» Recorded data
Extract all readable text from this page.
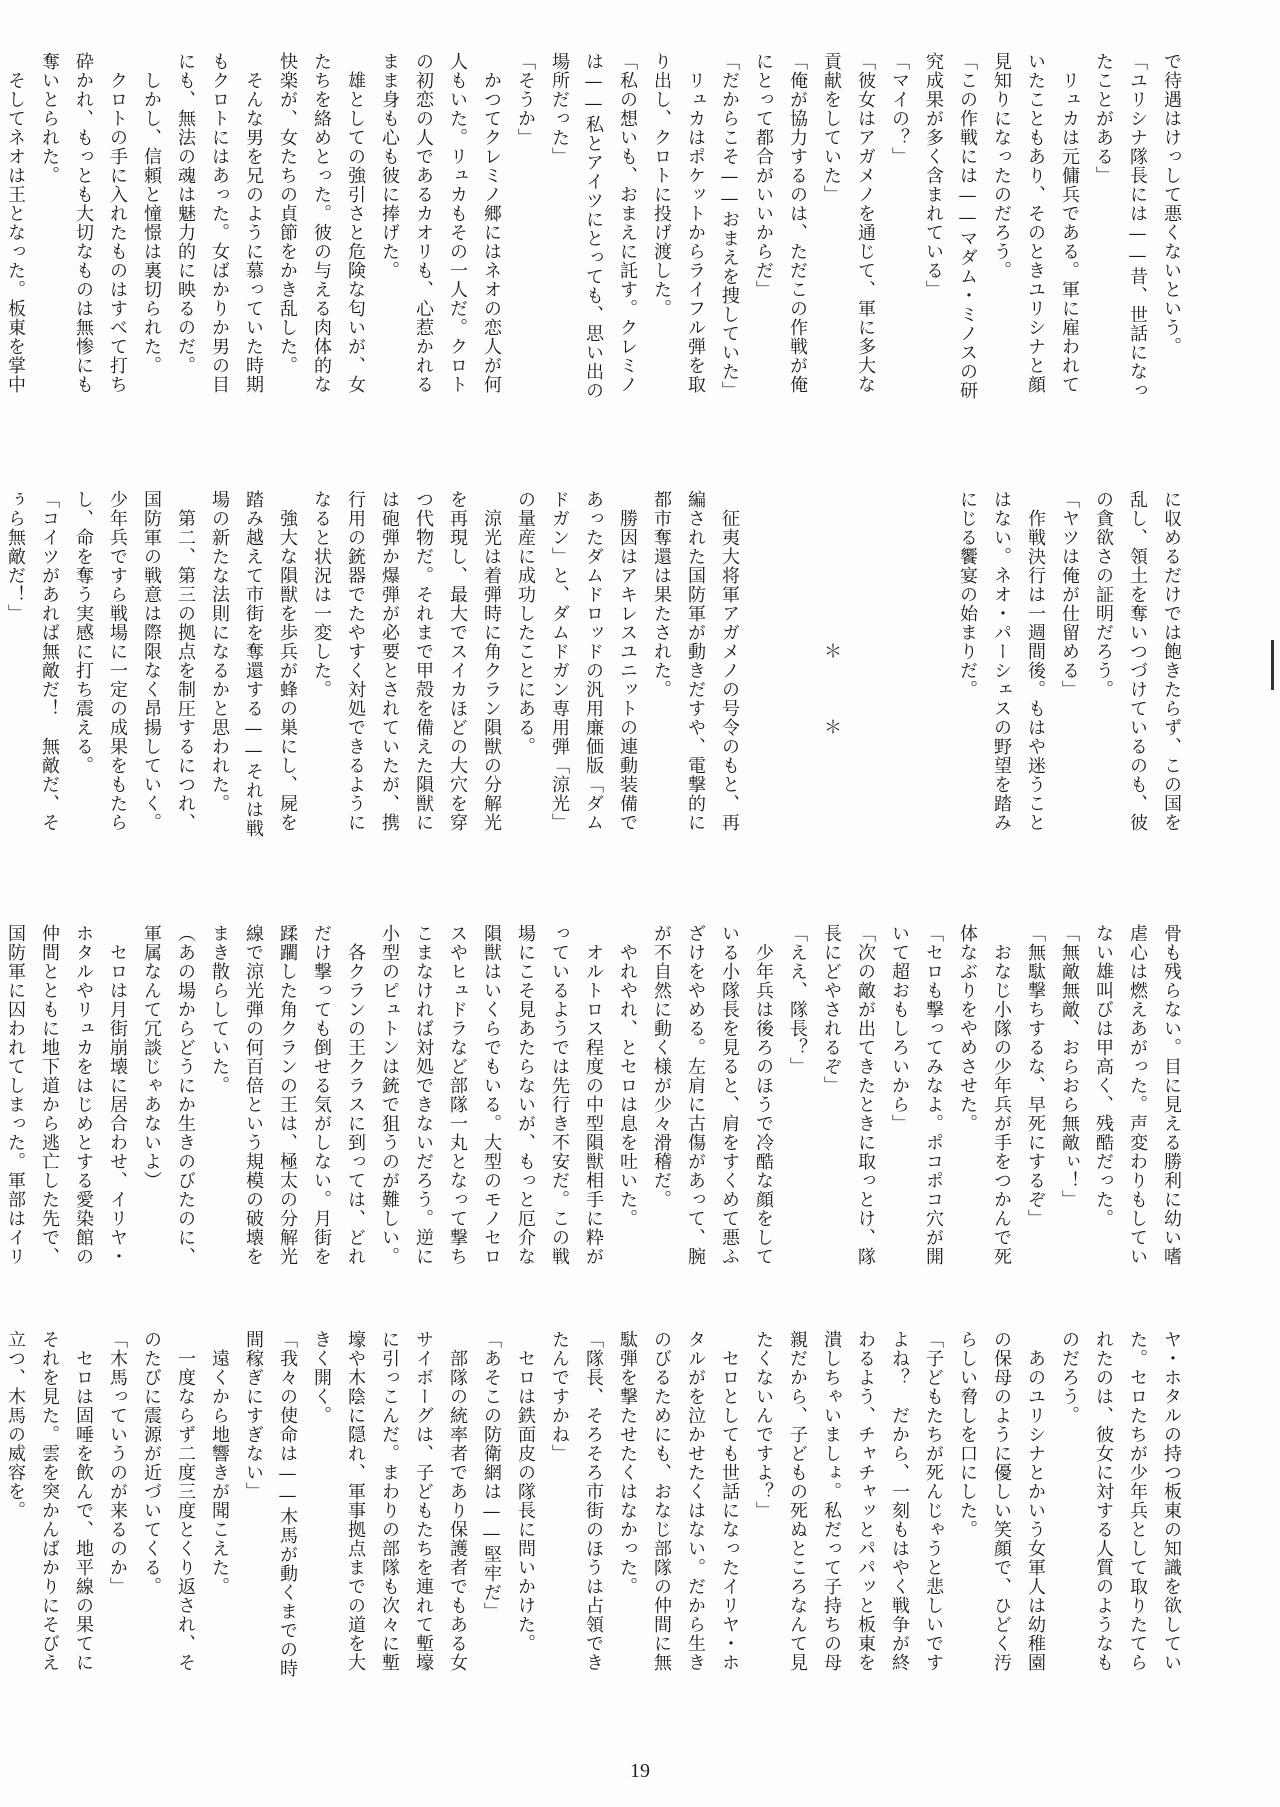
で待遇はけっして悪くないという。

「ユリシナ隊長には——昔、世話になっ

たことがある」

　リュカは元傭兵である。軍に雇われて

いたこともあり、そのときユリシナと顔

見知りになったのだろう。

「この作戦には——マダム・ミノスの研

究成果が多く含まれている」

「マイの？」

「彼女はアガメノを通じて、軍に多大な

貢献をしていた」

「俺が協力するのは、ただこの作戦が俺

にとって都合がいいからだ」

「だからこそ——おまえを捜していた」

　リュカはポケットからライフル弾を取

り出し、クロトに投げ渡した。

「私の想いも、おまえに託す。クレミノ

は——私とアイツにとっても、思い出の

場所だった」

「そうか」

　かつてクレミノ郷にはネオの恋人が何

人もいた。リュカもその一人だ。クロト

の初恋の人であるカオリも、心惹かれる

まま身も心も彼に捧げた。

　雄としての強引さと危険な匂いが、女

たちを絡めとった。彼の与える肉体的な

快楽が、女たちの貞節をかき乱した。

　そんな男を兄のように慕っていた時期

もクロトにはあった。女ばかりか男の目

にも、無法の魂は魅力的に映るのだ。

　しかし、信頼と憧憬は裏切られた。

　クロトの手に入れたものはすべて打ち

砕かれ、もっとも大切なものは無惨にも

奪いとられた。

　そしてネオは王となった。板東を掌中

に収めるだけでは飽きたらず、この国を

乱し、領土を奪いつづけているのも、彼

の貪欲さの証明だろう。

「ヤツは俺が仕留める」

　作戦決行は一週間後。もはや迷うこと

はない。ネオ・パーシェスの野望を踏み

にじる饗宴の始まりだ。

　　　　　　　　＊　　　＊

　征夷大将軍アガメノの号令のもと、再

編された国防軍が動きだすや、電撃的に

都市奪還は果たされた。

　勝因はアキレスユニットの連動装備で

あったダムドロッドの汎用廉価版「ダム

ドガン」と、ダムドガン専用弾「涼光」

の量産に成功したことにある。

　涼光は着弾時に角クラン隕獣の分解光

を再現し、最大でスイカほどの大穴を穿

つ代物だ。それまで甲殻を備えた隕獣に

は砲弾か爆弾が必要とされていたが、携

行用の銃器でたやすく対処できるように

なると状況は一変した。

　強大な隕獣を歩兵が蜂の巣にし、屍を

踏み越えて市街を奪還する——それは戦

場の新たな法則になるかと思われた。

　第二、第三の拠点を制圧するにつれ、

国防軍の戦意は際限なく昂揚していく。

少年兵ですら戦場に一定の成果をもたら

し、命を奪う実感に打ち震える。

「コイツがあれば無敵だ！　無敵だ、そ

ぅら無敵だ！」

骨も残らない。目に見える勝利に幼い嗜

虐心は燃えあがった。声変わりもしてい

ない雄叫びは甲高く、残酷だった。

「無敵無敵、おらおら無敵ぃ！」

「無駄撃ちするな、早死にするぞ」

　おなじ小隊の少年兵が手をつかんで死

体なぶりをやめさせた。

「セロも撃ってみなよ。ポコポコ穴が開

いて超おもしろいから」

「次の敵が出てきたときに取っとけ、隊

長にどやされるぞ」

「ええ、隊長？」

　少年兵は後ろのほうで冷酷な顔をして

いる小隊長を見ると、肩をすくめて悪ふ

ざけをやめる。左肩に古傷があって、腕

が不自然に動く様が少々滑稽だ。

　やれやれ、とセロは息を吐いた。

　オルトロス程度の中型隕獣相手に粋が

っているようでは先行き不安だ。この戦

場にこそ見あたらないが、もっと厄介な

隕獣はいくらでもいる。大型のモノセロ

スやヒュドラなど部隊一丸となって撃ち

こまなければ対処できないだろう。逆に

小型のピュトンは銃で狙うのが難しい。

　各クランの王クラスに到っては、どれ

だけ撃っても倒せる気がしない。月街を

蹂躙した角クランの王は、極太の分解光

線で涼光弾の何百倍という規模の破壊を

まき散らしていた。

（あの場からどうにか生きのびたのに、

軍属なんて冗談じゃあないよ）

　セロは月街崩壊に居合わせ、イリヤ・

ホタルやリュカをはじめとする愛染館の

仲間とともに地下道から逃亡した先で、

国防軍に囚われてしまった。軍部はイリ

ヤ・ホタルの持つ板東の知識を欲してい

た。セロたちが少年兵として取りたてら

れたのは、彼女に対する人質のようなも

のだろう。

　あのユリシナとかいう女軍人は幼稚園

の保母のように優しい笑顔で、ひどく汚

らしい脅しを口にした。

「子どもたちが死んじゃうと悲しいです

よね？　だから、一刻もはやく戦争が終

わるよう、チャチャッとパパッと板東を

潰しちゃいましょ。私だって子持ちの母

親だから、子どもの死ぬところなんて見

たくないんですよ？」

　セロとしても世話になったイリヤ・ホ

タルがを泣かせたくはない。だから生き

のびるためにも、おなじ部隊の仲間に無

駄弾を撃たせたくはなかった。

「隊長、そろそろ市街のほうは占領でき

たんですかね」

　セロは鉄面皮の隊長に問いかけた。

「あそこの防衛網は——堅牢だ」

　部隊の統率者であり保護者でもある女

サイボーグは、子どもたちを連れて塹壕

に引っこんだ。まわりの部隊も次々に塹

壕や木陰に隠れ、軍事拠点までの道を大

きく開く。

「我々の使命は——木馬が動くまでの時

間稼ぎにすぎない」

　遠くから地響きが聞こえた。

　一度ならず二度三度とくり返され、そ

のたびに震源が近づいてくる。

「木馬っていうのが来るのか」

　セロは固唾を飲んで、地平線の果てに

それを見た。雲を突かんばかりにそびえ

立つ、木馬の威容を。

19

» Aim of the exercise
Omit the pictures and output all of the other material exactly.

» Final result
Extract all readable text from this page.
で待遇はけっして悪くないという。

「ユリシナ隊長には——昔、世話になっ

たことがある」

　リュカは元傭兵である。軍に雇われて

いたこともあり、そのときユリシナと顔

見知りになったのだろう。

「この作戦には——マダム・ミノスの研

究成果が多く含まれている」

「マイの？」

「彼女はアガメノを通じて、軍に多大な

貢献をしていた」

「俺が協力するのは、ただこの作戦が俺

にとって都合がいいからだ」

「だからこそ——おまえを捜していた」

　リュカはポケットからライフル弾を取

り出し、クロトに投げ渡した。

「私の想いも、おまえに託す。クレミノ

は——私とアイツにとっても、思い出の

場所だった」

「そうか」

　かつてクレミノ郷にはネオの恋人が何

人もいた。リュカもその一人だ。クロト

の初恋の人であるカオリも、心惹かれる

まま身も心も彼に捧げた。

　雄としての強引さと危険な匂いが、女

たちを絡めとった。彼の与える肉体的な

快楽が、女たちの貞節をかき乱した。

　そんな男を兄のように慕っていた時期

もクロトにはあった。女ばかりか男の目

にも、無法の魂は魅力的に映るのだ。

　しかし、信頼と憧憬は裏切られた。

　クロトの手に入れたものはすべて打ち

砕かれ、もっとも大切なものは無惨にも

奪いとられた。

　そしてネオは王となった。板東を掌中

に収めるだけでは飽きたらず、この国を

乱し、領土を奪いつづけているのも、彼

の貪欲さの証明だろう。

「ヤツは俺が仕留める」

　作戦決行は一週間後。もはや迷うこと

はない。ネオ・パーシェスの野望を踏み

にじる饗宴の始まりだ。

　　　　　　　　＊　　　＊

　征夷大将軍アガメノの号令のもと、再

編された国防軍が動きだすや、電撃的に

都市奪還は果たされた。

　勝因はアキレスユニットの連動装備で

あったダムドロッドの汎用廉価版「ダム

ドガン」と、ダムドガン専用弾「涼光」

の量産に成功したことにある。

　涼光は着弾時に角クラン隕獣の分解光

を再現し、最大でスイカほどの大穴を穿

つ代物だ。それまで甲殻を備えた隕獣に

は砲弾か爆弾が必要とされていたが、携

行用の銃器でたやすく対処できるように

なると状況は一変した。

　強大な隕獣を歩兵が蜂の巣にし、屍を

踏み越えて市街を奪還する——それは戦

場の新たな法則になるかと思われた。

　第二、第三の拠点を制圧するにつれ、

国防軍の戦意は際限なく昂揚していく。

少年兵ですら戦場に一定の成果をもたら

し、命を奪う実感に打ち震える。

「コイツがあれば無敵だ！　無敵だ、そ

ぅら無敵だ！」

骨も残らない。目に見える勝利に幼い嗜

虐心は燃えあがった。声変わりもしてい

ない雄叫びは甲高く、残酷だった。

「無敵無敵、おらおら無敵ぃ！」

「無駄撃ちするな、早死にするぞ」

　おなじ小隊の少年兵が手をつかんで死

体なぶりをやめさせた。

「セロも撃ってみなよ。ポコポコ穴が開

いて超おもしろいから」

「次の敵が出てきたときに取っとけ、隊

長にどやされるぞ」

「ええ、隊長？」

　少年兵は後ろのほうで冷酷な顔をして

いる小隊長を見ると、肩をすくめて悪ふ

ざけをやめる。左肩に古傷があって、腕

が不自然に動く様が少々滑稽だ。

　やれやれ、とセロは息を吐いた。

　オルトロス程度の中型隕獣相手に粋が

っているようでは先行き不安だ。この戦

場にこそ見あたらないが、もっと厄介な

隕獣はいくらでもいる。大型のモノセロ

スやヒュドラなど部隊一丸となって撃ち

こまなければ対処できないだろう。逆に

小型のピュトンは銃で狙うのが難しい。

　各クランの王クラスに到っては、どれ

だけ撃っても倒せる気がしない。月街を

蹂躙した角クランの王は、極太の分解光

線で涼光弾の何百倍という規模の破壊を

まき散らしていた。

（あの場からどうにか生きのびたのに、

軍属なんて冗談じゃあないよ）

　セロは月街崩壊に居合わせ、イリヤ・

ホタルやリュカをはじめとする愛染館の

仲間とともに地下道から逃亡した先で、

国防軍に囚われてしまった。軍部はイリ

ヤ・ホタルの持つ板東の知識を欲してい

た。セロたちが少年兵として取りたてら

れたのは、彼女に対する人質のようなも

のだろう。

　あのユリシナとかいう女軍人は幼稚園

の保母のように優しい笑顔で、ひどく汚

らしい脅しを口にした。

「子どもたちが死んじゃうと悲しいです

よね？　だから、一刻もはやく戦争が終

わるよう、チャチャッとパパッと板東を

潰しちゃいましょ。私だって子持ちの母

親だから、子どもの死ぬところなんて見

たくないんですよ？」

　セロとしても世話になったイリヤ・ホ

タルがを泣かせたくはない。だから生き

のびるためにも、おなじ部隊の仲間に無

駄弾を撃たせたくはなかった。

「隊長、そろそろ市街のほうは占領でき

たんですかね」

　セロは鉄面皮の隊長に問いかけた。

「あそこの防衛網は——堅牢だ」

　部隊の統率者であり保護者でもある女

サイボーグは、子どもたちを連れて塹壕

に引っこんだ。まわりの部隊も次々に塹

壕や木陰に隠れ、軍事拠点までの道を大

きく開く。

「我々の使命は——木馬が動くまでの時

間稼ぎにすぎない」

　遠くから地響きが聞こえた。

　一度ならず二度三度とくり返され、そ

のたびに震源が近づいてくる。

「木馬っていうのが来るのか」

　セロは固唾を飲んで、地平線の果てに

それを見た。雲を突かんばかりにそびえ

立つ、木馬の威容を。

19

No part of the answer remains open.